What you will do
From the listing below, return each line that includes "fricciones".

(Stored data)
########
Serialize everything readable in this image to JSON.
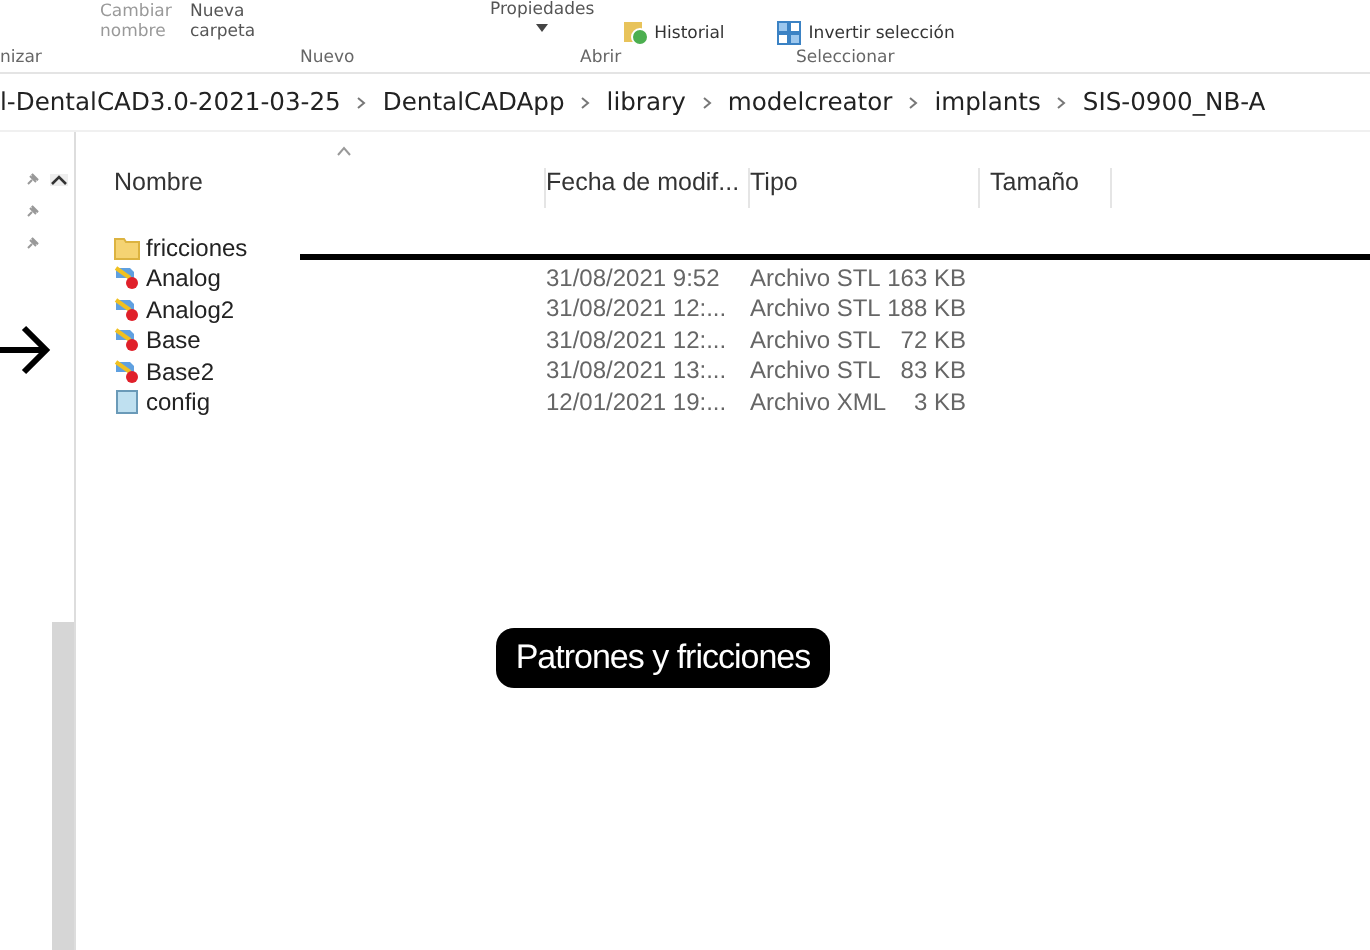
{
  "ribbon": {
    "buttons": [
      {
        "kind": "text",
        "label": "Cambiar nombre"
      },
      {
        "kind": "text",
        "label": "Nueva carpeta"
      },
      {
        "kind": "dropdown",
        "label": "Propiedades"
      },
      {
        "kind": "history",
        "label": "Historial"
      },
      {
        "kind": "invert",
        "label": "Invertir selección"
      }
    ],
    "groups": [
      "nizar",
      "Nuevo",
      "Abrir",
      "Seleccionar"
    ]
  },
  "breadcrumb": [
    "l-DentalCAD3.0-2021-03-25",
    "DentalCADApp",
    "library",
    "modelcreator",
    "implants",
    "SIS-0900_NB-A"
  ],
  "columns": [
    "Nombre",
    "Fecha de modif...",
    "Tipo",
    "Tamaño"
  ],
  "rows": [
    {
      "kind": "folder",
      "name": "fricciones"
    },
    {
      "kind": "stl",
      "name": "Analog",
      "date": "31/08/2021 9:52",
      "type": "Archivo STL",
      "size": "163 KB"
    },
    {
      "kind": "stl",
      "name": "Analog2",
      "date": "31/08/2021 12:...",
      "type": "Archivo STL",
      "size": "188 KB"
    },
    {
      "kind": "stl",
      "name": "Base",
      "date": "31/08/2021 12:...",
      "type": "Archivo STL",
      "size": "72 KB"
    },
    {
      "kind": "stl",
      "name": "Base2",
      "date": "31/08/2021 13:...",
      "type": "Archivo STL",
      "size": "83 KB"
    },
    {
      "kind": "xml",
      "name": "config",
      "date": "12/01/2021 19:...",
      "type": "Archivo XML",
      "size": "3 KB"
    }
  ],
  "callout": {
    "label": "Patrones y fricciones"
  }
}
########
Reply to the task
      "name": "fricciones"
    "label": "Patrones y fricciones"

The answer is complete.